• _What you will do_:
From the records below, give the number of lines that contain the string "object", without any other text.

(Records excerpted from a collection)
━━━━━━━━━━━━━━━━━━━━

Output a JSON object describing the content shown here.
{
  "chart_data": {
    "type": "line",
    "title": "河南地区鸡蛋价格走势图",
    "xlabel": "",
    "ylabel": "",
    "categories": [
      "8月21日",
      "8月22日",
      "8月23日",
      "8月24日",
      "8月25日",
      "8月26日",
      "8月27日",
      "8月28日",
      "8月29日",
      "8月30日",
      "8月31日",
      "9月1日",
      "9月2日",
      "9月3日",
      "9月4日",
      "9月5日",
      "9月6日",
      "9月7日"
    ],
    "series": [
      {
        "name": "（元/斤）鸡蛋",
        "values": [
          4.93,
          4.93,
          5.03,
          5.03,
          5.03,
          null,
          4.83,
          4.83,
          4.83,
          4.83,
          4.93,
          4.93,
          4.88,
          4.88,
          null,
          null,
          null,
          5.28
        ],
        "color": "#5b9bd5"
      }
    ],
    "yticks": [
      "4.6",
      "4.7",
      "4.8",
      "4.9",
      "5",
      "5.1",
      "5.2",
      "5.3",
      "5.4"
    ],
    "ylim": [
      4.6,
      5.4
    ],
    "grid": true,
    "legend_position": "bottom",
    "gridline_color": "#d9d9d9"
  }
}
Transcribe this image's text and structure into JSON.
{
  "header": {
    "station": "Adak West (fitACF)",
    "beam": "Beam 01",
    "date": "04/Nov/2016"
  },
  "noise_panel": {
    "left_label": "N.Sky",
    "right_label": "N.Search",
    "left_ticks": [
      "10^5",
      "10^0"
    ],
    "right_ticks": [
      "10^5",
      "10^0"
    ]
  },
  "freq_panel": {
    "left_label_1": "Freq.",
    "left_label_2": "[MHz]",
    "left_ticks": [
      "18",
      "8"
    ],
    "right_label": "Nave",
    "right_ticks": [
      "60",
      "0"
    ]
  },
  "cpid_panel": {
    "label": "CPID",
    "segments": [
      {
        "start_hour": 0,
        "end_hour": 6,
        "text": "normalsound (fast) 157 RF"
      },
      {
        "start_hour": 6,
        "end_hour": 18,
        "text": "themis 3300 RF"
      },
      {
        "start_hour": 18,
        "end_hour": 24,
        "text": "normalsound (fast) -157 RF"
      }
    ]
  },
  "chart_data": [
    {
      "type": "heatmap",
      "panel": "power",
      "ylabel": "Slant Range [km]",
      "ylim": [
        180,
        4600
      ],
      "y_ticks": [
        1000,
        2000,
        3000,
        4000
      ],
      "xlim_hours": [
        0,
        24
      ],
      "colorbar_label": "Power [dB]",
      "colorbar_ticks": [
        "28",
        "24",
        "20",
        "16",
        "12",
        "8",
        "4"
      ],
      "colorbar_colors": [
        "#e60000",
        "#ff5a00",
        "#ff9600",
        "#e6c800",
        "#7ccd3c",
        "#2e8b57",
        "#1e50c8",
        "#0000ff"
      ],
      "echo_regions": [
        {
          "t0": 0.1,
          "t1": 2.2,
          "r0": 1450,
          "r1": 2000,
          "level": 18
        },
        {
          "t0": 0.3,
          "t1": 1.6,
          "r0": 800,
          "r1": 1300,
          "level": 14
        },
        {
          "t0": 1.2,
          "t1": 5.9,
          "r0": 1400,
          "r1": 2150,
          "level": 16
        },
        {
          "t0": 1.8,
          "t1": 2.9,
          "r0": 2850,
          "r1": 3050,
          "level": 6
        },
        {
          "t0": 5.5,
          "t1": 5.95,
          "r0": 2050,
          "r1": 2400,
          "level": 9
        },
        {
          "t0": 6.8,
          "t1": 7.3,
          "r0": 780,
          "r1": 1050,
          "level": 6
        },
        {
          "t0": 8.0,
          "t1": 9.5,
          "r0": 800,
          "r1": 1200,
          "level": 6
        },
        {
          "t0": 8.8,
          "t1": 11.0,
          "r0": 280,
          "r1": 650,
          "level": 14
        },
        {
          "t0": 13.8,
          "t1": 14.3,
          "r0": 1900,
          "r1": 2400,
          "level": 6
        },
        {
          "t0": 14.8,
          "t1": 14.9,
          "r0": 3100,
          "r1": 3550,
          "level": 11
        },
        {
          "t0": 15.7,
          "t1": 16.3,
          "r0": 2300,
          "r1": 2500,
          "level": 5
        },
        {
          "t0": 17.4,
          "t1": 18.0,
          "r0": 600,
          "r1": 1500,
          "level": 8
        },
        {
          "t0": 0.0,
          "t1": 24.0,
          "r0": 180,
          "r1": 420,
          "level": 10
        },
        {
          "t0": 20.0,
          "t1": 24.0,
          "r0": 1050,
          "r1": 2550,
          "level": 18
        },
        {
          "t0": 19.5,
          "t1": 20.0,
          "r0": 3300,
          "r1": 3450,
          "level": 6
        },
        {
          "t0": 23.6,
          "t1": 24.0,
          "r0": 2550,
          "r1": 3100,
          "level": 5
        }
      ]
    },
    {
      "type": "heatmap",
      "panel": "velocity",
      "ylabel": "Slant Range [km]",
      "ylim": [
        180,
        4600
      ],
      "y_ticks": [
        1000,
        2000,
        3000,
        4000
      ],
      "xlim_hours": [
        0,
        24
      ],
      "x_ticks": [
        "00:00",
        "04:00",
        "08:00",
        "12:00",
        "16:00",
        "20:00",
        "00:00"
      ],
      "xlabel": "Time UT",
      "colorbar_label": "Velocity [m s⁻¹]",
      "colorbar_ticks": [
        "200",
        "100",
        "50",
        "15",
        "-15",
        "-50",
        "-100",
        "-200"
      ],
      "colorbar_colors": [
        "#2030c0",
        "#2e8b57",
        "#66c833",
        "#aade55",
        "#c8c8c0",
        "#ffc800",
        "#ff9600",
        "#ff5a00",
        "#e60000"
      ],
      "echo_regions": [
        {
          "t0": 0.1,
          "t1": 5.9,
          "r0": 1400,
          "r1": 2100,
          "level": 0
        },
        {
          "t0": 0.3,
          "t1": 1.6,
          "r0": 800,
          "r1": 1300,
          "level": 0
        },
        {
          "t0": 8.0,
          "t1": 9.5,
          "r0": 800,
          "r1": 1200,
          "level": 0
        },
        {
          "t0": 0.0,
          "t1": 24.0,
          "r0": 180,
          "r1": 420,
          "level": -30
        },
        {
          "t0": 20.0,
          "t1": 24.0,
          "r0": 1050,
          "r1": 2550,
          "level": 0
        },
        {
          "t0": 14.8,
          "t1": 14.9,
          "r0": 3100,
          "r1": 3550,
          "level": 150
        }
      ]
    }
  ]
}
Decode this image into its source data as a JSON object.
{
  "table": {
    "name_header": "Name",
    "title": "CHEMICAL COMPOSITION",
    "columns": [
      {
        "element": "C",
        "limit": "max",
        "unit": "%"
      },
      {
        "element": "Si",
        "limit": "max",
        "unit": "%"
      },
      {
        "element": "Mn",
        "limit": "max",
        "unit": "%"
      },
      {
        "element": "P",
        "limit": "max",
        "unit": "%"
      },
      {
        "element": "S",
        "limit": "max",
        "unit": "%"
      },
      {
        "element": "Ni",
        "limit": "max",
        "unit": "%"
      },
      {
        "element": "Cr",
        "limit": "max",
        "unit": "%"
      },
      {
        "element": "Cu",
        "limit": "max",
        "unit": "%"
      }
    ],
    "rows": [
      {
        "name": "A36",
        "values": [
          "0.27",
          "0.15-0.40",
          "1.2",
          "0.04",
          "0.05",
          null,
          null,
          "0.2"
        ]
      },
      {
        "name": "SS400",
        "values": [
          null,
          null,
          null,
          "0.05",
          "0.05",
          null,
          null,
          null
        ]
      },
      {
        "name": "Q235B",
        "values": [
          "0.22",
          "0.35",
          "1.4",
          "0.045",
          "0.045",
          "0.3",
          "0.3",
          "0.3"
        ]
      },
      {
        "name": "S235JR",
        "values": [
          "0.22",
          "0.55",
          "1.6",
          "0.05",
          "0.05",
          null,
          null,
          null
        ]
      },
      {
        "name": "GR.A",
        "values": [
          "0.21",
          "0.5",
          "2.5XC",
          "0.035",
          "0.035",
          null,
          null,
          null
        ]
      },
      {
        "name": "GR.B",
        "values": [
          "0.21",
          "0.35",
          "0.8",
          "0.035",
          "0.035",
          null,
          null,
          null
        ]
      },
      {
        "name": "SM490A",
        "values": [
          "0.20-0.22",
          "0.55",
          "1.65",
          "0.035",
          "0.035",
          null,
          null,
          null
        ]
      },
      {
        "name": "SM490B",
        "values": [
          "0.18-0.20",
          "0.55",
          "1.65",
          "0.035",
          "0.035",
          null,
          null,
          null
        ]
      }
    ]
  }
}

━━━━━━━━━━━━━━━━━━━━

• _Written reply_:
2